Collected data entries:
------------------------------------------------------------------------
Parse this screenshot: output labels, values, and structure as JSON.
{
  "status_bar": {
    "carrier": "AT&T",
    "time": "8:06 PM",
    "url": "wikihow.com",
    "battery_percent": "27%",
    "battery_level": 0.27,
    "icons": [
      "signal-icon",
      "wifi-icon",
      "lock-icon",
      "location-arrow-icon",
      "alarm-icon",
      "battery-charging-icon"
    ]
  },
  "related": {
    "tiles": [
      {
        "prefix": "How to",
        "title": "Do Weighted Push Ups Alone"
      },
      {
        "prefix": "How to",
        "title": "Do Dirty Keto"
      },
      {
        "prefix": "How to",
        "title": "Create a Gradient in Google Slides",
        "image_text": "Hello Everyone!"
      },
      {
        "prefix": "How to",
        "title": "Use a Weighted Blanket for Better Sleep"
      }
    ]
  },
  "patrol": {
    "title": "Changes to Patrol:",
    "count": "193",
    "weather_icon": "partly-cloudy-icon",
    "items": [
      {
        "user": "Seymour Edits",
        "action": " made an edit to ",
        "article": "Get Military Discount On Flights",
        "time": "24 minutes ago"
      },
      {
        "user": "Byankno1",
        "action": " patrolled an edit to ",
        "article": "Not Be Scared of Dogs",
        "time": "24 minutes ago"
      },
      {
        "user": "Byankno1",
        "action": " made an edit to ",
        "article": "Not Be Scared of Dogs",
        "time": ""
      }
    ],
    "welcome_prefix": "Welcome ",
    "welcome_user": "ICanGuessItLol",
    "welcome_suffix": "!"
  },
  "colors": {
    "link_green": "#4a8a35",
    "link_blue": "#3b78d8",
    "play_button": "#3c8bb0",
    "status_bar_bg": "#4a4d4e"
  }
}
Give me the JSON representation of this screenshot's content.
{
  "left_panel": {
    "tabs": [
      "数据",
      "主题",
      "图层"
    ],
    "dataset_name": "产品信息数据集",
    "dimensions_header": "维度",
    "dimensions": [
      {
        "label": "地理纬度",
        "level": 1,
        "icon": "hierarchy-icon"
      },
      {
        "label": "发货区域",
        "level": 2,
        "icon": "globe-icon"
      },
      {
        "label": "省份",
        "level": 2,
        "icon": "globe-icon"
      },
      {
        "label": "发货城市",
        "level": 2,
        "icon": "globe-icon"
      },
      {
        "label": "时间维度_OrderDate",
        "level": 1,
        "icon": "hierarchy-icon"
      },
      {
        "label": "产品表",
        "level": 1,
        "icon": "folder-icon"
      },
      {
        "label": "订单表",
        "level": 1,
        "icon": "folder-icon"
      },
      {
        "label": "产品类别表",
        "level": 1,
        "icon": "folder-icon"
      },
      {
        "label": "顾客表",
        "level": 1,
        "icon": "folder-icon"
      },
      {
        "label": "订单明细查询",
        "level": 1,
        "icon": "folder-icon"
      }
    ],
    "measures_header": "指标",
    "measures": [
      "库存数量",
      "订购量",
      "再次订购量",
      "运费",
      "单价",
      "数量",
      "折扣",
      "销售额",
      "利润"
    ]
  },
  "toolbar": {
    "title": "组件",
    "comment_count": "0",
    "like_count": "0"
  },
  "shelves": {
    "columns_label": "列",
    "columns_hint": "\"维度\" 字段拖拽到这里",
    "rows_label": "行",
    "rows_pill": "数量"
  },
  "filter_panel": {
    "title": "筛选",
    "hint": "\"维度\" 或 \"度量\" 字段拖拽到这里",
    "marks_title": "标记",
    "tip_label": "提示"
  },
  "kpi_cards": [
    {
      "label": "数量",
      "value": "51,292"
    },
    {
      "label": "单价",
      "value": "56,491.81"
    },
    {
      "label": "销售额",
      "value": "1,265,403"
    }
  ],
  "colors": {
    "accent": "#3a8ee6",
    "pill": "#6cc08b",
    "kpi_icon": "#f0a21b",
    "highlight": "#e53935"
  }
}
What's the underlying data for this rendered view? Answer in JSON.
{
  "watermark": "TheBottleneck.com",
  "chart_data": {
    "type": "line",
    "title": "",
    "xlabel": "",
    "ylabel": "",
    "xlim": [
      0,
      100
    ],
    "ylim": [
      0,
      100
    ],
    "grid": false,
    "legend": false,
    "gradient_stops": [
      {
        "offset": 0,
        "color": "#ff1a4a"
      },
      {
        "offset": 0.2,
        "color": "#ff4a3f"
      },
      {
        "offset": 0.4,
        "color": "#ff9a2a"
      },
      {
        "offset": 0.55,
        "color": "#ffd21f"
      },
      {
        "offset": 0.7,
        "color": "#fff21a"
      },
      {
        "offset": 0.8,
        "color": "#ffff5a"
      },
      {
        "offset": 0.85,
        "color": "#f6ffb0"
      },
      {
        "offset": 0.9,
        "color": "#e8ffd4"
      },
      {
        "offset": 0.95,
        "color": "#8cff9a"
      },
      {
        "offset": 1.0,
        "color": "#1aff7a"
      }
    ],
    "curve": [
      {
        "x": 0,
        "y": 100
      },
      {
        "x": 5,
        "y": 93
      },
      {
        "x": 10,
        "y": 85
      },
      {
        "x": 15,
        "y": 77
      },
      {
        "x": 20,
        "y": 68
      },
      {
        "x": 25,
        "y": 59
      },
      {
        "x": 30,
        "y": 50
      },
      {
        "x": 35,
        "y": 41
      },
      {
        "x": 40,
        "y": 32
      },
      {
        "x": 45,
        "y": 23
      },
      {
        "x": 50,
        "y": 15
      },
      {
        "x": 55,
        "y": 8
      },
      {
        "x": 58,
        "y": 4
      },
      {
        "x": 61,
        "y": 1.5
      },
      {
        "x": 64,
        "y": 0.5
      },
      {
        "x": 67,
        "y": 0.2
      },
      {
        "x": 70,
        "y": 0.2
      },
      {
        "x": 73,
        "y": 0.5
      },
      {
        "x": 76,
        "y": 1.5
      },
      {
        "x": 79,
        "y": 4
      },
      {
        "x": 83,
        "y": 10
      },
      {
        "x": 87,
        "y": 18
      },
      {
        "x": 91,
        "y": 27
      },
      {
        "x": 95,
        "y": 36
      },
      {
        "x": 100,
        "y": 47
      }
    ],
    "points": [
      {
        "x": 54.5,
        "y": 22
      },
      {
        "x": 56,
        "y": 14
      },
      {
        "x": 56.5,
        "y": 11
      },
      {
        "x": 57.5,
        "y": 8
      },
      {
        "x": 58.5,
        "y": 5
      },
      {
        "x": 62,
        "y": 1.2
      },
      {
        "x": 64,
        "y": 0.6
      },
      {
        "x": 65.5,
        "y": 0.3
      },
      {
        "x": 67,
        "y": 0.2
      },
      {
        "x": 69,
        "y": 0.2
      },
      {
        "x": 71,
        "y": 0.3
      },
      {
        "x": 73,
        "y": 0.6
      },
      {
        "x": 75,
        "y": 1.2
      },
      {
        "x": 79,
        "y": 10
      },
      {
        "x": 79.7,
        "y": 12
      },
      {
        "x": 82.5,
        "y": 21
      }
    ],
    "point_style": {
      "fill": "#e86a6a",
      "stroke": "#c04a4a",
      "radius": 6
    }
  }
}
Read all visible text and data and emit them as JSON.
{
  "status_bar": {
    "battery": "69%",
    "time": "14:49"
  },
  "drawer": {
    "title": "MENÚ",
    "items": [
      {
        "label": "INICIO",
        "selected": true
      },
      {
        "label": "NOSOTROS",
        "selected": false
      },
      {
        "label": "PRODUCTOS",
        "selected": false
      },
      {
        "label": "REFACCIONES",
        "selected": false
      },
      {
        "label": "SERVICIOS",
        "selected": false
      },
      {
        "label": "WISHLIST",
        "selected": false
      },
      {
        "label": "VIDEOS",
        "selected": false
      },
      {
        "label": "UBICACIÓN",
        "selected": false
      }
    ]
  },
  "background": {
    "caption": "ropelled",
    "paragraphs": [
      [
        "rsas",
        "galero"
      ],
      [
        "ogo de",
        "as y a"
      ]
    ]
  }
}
------------------------------------------------------------------------
## Aim of the task
From the data above, copy out every line with the string "screenshot" in it.

## Output for this task
Parse this screenshot: output labels, values, and structure as JSON.
Give me the JSON representation of this screenshot's content.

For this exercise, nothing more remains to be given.